**Dataset items:**
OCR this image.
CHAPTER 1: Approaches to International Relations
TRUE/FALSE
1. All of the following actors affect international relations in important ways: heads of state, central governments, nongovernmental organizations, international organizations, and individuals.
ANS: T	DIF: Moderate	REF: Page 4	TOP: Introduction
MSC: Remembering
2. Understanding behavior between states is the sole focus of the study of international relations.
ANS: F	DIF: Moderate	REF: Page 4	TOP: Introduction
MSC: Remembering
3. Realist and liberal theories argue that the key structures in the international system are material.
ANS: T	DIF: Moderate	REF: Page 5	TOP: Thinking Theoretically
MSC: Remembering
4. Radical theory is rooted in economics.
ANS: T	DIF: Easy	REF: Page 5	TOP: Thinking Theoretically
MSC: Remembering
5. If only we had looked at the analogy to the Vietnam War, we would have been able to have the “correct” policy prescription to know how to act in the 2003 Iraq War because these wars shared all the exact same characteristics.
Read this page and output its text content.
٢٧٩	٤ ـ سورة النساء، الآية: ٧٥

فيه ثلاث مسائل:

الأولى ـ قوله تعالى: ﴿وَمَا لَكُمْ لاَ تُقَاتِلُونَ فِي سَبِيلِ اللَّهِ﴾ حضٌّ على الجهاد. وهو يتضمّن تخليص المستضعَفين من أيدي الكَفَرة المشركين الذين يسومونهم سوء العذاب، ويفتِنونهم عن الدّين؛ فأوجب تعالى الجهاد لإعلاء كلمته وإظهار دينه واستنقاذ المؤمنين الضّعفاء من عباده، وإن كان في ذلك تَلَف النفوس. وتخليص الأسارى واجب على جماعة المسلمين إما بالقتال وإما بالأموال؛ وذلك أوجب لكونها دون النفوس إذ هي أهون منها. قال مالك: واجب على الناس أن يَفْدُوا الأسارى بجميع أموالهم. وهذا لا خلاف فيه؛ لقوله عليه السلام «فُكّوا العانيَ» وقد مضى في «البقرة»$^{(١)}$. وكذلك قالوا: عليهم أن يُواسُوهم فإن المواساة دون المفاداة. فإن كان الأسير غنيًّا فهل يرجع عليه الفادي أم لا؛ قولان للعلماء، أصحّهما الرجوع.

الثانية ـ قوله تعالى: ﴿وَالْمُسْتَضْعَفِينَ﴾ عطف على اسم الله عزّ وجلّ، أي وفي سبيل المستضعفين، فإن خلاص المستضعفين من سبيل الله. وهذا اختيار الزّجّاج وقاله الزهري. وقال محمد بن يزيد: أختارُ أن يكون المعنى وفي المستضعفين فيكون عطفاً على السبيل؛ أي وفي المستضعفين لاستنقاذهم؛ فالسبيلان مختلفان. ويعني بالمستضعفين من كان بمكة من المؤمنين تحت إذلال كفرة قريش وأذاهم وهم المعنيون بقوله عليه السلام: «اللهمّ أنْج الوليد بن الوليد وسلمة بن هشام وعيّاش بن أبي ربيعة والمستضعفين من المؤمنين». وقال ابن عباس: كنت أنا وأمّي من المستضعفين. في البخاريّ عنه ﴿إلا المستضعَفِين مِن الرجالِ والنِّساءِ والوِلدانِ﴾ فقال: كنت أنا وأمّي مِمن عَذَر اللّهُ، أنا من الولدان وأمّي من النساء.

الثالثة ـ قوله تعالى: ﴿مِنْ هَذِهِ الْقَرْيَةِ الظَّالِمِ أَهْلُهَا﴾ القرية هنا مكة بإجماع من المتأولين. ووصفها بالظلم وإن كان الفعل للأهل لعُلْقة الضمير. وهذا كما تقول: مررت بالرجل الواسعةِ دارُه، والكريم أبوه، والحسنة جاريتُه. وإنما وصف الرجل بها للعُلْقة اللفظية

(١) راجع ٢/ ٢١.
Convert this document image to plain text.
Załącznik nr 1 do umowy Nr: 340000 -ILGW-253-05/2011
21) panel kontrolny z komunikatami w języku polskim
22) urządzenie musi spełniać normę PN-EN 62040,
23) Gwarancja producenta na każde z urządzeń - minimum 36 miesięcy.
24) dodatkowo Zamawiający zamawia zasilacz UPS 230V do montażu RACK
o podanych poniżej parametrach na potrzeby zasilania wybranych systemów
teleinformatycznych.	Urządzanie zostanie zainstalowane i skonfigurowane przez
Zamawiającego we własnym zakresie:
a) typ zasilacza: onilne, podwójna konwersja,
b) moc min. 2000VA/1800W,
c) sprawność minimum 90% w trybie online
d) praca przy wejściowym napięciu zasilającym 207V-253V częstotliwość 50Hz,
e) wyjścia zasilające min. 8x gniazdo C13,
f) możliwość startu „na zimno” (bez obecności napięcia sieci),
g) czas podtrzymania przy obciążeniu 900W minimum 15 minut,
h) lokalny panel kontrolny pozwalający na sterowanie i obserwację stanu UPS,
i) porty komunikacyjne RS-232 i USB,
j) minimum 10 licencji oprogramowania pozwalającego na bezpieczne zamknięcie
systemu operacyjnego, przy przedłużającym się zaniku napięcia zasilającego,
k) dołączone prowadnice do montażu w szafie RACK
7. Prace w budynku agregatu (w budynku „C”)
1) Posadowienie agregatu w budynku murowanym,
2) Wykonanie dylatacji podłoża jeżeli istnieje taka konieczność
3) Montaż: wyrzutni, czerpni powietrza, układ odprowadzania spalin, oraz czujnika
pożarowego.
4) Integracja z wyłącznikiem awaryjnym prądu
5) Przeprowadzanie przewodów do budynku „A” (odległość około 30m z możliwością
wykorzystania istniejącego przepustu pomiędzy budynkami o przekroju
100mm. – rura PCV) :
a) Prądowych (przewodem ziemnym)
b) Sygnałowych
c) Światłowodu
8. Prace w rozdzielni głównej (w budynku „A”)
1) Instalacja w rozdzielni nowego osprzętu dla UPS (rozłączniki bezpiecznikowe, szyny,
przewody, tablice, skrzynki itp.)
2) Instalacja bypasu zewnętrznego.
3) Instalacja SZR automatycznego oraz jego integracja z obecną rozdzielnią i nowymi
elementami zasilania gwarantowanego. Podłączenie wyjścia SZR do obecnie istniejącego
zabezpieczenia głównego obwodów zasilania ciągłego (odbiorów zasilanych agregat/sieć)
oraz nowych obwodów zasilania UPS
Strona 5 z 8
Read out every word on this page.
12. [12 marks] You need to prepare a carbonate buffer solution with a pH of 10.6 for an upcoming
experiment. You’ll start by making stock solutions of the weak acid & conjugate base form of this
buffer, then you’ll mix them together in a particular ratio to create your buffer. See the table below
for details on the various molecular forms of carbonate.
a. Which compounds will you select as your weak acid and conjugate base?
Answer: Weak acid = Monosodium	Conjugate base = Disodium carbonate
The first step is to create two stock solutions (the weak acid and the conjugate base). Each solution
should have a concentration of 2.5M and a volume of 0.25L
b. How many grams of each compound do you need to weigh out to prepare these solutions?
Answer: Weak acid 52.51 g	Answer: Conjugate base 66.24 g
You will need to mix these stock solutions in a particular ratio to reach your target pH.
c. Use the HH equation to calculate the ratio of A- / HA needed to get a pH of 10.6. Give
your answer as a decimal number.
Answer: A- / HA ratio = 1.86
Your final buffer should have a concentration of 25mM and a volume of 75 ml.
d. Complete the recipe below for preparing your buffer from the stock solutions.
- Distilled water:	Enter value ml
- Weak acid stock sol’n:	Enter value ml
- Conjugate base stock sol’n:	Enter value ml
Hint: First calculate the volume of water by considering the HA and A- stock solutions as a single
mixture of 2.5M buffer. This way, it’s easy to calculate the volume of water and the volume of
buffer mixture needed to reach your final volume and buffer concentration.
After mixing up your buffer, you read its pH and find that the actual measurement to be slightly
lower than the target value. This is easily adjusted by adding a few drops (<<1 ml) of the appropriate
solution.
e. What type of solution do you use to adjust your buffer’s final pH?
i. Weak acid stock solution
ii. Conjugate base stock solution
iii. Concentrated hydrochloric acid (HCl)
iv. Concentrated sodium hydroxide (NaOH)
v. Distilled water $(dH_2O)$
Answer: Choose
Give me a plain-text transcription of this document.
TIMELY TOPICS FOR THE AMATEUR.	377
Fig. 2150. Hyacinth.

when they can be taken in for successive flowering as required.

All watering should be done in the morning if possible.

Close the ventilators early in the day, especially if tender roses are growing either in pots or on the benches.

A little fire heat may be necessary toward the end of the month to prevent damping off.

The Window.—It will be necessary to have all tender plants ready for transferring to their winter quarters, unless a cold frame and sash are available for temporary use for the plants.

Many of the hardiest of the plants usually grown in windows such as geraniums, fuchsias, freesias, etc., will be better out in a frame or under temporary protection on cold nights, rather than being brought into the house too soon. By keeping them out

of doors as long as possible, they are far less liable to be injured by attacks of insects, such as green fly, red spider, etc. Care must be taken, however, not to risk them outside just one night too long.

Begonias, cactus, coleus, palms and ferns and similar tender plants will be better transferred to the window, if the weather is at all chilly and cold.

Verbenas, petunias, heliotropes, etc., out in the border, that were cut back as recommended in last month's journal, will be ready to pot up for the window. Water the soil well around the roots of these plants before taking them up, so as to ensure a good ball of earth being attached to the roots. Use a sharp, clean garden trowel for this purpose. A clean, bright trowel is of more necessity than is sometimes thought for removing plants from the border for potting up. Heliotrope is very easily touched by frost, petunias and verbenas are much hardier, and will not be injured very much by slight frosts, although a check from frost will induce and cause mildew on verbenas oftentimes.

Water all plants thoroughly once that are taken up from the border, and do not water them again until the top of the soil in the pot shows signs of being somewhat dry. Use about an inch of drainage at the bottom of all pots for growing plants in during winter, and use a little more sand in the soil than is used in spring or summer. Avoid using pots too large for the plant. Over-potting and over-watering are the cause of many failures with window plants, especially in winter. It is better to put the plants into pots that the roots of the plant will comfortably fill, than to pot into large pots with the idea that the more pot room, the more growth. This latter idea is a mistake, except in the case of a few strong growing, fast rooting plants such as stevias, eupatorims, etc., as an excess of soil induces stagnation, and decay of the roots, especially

**What the exercise asks:** Copy out every line that includes the word "solutions".

**Task output:**
experiment. You’ll start by making stock solutions of the weak acid & conjugate base form of this
The first step is to create two stock solutions (the weak acid and the conjugate base). Each solution
b. How many grams of each compound do you need to weigh out to prepare these solutions?
You will need to mix these stock solutions in a particular ratio to reach your target pH.
d. Complete the recipe below for preparing your buffer from the stock solutions.
Hint: First calculate the volume of water by considering the HA and A- stock solutions as a single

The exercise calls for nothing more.